**Requirement**
Each line containing the word "women" must be reported.

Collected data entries
--- BEGIN ---

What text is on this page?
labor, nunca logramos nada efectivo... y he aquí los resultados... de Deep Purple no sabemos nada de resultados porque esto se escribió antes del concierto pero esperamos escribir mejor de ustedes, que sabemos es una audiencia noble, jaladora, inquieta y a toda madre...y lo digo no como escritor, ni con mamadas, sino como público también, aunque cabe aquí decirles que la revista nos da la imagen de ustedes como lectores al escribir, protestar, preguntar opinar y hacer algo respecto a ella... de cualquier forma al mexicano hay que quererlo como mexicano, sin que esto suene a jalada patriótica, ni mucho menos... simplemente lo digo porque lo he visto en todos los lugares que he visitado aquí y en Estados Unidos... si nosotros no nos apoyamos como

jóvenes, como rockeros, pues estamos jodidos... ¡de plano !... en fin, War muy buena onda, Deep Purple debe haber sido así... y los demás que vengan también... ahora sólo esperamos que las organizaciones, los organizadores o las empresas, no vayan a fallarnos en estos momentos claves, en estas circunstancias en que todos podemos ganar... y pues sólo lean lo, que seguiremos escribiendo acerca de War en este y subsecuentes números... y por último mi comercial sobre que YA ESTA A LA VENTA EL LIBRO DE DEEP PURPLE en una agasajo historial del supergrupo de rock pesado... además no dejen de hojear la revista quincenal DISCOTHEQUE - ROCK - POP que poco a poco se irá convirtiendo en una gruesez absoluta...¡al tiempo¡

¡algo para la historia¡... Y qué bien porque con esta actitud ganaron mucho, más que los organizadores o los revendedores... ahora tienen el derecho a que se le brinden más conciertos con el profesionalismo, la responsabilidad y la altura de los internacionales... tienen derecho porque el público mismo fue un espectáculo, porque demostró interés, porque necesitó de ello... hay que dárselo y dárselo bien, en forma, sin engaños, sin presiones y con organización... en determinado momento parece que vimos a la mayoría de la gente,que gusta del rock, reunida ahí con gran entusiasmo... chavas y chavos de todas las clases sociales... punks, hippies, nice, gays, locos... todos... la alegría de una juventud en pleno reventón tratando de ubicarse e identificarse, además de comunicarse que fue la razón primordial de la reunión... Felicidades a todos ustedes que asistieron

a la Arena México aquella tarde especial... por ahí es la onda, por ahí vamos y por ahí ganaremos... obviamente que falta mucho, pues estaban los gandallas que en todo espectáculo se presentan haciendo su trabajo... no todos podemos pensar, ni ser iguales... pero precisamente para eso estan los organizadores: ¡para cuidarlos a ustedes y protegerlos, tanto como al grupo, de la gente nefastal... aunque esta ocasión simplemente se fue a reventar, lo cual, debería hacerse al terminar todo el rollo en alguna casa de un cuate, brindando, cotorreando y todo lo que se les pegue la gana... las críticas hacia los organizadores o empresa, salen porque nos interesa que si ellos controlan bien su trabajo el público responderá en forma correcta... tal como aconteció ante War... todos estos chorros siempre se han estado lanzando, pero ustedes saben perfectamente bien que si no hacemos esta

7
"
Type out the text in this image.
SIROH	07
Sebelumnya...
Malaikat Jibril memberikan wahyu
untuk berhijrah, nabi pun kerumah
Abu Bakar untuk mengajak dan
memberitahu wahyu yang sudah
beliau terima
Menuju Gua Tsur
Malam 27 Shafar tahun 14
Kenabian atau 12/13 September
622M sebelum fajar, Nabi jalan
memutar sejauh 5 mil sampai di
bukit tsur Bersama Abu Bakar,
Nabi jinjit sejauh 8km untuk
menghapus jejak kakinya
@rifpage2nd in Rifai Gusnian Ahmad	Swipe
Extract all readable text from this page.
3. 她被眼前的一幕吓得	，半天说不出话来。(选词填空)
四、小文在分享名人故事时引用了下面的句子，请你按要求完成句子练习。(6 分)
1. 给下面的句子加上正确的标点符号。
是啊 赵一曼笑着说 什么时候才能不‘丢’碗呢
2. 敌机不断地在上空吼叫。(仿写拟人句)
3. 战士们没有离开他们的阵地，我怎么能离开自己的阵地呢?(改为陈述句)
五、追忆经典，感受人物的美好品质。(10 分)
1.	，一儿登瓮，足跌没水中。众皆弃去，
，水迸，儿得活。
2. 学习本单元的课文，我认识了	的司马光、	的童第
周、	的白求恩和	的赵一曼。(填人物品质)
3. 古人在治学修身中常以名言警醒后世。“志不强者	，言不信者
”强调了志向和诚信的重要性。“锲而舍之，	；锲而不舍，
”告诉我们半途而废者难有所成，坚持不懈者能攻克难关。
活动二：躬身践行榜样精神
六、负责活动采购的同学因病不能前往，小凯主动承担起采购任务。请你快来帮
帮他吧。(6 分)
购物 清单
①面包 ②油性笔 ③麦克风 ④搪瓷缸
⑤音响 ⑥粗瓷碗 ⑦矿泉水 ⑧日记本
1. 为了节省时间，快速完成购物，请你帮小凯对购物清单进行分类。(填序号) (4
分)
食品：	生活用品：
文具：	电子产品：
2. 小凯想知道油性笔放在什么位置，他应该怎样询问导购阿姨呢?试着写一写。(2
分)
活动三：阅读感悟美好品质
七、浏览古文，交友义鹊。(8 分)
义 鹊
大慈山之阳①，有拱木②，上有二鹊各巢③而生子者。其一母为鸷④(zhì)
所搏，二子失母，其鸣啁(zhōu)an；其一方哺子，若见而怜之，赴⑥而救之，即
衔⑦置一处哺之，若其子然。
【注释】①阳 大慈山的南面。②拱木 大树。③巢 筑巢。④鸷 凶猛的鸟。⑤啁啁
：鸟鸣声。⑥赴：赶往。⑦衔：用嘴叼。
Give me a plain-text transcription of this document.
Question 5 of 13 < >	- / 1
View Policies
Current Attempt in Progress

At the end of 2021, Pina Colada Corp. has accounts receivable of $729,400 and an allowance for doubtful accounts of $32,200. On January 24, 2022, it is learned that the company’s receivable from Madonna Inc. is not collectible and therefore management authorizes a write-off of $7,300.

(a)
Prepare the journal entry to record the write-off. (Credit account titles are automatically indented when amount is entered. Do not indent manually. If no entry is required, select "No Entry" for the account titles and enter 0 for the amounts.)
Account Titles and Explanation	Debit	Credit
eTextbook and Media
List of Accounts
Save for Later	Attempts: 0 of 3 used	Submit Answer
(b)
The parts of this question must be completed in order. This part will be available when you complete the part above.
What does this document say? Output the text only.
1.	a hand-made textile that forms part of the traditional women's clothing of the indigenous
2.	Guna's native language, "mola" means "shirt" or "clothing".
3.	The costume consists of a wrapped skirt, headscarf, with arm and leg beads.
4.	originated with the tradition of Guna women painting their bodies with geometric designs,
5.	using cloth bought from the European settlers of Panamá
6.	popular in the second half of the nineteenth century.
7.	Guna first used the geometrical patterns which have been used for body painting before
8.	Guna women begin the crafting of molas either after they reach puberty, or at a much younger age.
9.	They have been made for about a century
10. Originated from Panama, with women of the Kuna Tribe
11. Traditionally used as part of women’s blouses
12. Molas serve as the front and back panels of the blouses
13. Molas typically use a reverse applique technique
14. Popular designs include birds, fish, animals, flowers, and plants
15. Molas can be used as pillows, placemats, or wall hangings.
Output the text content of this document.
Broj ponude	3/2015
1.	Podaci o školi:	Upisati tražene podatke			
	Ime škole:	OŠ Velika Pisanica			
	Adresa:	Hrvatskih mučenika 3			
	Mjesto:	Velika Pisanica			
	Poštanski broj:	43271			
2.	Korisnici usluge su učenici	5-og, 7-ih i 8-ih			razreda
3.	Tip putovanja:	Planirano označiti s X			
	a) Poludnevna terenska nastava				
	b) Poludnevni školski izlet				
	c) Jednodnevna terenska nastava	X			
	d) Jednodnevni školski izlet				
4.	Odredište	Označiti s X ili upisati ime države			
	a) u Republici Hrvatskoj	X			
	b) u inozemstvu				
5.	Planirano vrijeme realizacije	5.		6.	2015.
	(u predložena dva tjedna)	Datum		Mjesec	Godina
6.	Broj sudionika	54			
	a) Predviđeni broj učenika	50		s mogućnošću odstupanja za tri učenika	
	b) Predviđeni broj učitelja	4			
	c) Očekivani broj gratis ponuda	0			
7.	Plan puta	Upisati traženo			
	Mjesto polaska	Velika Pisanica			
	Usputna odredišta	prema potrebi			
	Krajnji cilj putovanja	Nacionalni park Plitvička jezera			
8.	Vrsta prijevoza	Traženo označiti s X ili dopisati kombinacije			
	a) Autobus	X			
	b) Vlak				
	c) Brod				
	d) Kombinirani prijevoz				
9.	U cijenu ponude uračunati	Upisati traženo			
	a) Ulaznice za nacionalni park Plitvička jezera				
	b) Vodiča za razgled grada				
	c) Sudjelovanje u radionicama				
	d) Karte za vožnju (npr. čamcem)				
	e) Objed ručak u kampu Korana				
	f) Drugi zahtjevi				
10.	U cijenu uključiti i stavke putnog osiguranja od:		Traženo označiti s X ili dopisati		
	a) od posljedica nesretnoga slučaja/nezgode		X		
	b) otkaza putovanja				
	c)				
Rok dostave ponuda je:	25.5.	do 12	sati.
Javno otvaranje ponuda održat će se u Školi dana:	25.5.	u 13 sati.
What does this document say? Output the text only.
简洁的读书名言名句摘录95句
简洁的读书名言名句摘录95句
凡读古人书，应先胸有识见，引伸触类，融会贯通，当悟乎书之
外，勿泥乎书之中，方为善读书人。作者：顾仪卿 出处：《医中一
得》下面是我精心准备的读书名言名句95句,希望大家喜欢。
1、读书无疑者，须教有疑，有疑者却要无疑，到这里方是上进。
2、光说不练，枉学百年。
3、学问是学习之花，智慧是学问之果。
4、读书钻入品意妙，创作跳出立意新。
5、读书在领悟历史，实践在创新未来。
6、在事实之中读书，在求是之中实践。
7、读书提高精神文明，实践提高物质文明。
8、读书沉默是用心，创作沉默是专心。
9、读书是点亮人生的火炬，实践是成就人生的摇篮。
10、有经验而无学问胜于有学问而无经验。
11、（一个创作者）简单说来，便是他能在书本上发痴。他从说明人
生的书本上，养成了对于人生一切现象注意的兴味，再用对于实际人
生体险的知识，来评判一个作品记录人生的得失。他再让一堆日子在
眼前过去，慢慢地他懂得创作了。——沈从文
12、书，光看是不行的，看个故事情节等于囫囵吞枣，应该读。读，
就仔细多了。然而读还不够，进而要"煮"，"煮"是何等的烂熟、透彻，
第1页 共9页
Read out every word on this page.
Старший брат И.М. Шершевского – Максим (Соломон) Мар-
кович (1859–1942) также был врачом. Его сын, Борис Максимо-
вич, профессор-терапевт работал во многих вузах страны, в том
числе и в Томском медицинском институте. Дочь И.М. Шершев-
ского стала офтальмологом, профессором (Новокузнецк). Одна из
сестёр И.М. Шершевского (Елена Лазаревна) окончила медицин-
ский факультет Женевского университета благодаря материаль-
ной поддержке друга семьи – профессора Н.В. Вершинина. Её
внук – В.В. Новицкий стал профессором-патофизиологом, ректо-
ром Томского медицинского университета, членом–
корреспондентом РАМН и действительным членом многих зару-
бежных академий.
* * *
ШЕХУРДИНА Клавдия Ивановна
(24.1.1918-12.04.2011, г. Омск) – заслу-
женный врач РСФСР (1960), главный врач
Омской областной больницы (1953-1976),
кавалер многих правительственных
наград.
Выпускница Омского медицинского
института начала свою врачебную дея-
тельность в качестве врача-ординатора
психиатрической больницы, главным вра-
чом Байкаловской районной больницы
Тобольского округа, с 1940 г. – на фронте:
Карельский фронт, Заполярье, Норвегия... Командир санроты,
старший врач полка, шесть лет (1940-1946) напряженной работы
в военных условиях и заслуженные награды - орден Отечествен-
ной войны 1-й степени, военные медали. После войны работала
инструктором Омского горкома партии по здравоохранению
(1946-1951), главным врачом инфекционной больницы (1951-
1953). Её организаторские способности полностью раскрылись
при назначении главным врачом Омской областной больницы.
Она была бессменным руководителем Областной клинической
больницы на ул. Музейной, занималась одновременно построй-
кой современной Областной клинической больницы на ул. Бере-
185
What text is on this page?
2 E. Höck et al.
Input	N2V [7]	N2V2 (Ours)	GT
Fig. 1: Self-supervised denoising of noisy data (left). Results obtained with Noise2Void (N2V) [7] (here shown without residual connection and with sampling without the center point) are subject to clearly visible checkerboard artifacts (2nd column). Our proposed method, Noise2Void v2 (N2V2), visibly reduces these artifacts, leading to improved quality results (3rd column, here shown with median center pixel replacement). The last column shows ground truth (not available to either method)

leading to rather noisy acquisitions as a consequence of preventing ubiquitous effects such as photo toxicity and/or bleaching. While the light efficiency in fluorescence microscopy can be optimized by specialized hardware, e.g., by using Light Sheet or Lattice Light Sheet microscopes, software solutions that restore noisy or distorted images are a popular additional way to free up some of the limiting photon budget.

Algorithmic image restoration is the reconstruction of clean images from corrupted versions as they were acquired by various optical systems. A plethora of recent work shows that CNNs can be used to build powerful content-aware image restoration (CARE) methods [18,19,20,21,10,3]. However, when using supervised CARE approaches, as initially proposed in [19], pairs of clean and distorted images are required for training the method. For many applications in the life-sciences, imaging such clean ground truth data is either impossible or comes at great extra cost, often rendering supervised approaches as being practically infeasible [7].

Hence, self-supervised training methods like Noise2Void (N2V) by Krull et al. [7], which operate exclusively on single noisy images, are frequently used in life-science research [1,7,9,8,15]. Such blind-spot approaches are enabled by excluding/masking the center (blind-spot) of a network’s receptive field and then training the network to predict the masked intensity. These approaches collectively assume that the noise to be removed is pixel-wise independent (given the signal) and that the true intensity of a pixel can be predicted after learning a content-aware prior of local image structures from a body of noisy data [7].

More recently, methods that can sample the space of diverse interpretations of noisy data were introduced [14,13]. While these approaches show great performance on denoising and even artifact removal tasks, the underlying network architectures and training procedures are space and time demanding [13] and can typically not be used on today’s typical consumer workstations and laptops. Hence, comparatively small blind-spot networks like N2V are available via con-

--- END ---

**Exercise solution**
1.	a hand-made textile that forms part of the traditional women's clothing of the indigenous
4.	originated with the tradition of Guna women painting their bodies with geometric designs,
8.	Guna women begin the crafting of molas either after they reach puberty, or at a much younger age.
10. Originated from Panama, with women of the Kuna Tribe
11. Traditionally used as part of women’s blouses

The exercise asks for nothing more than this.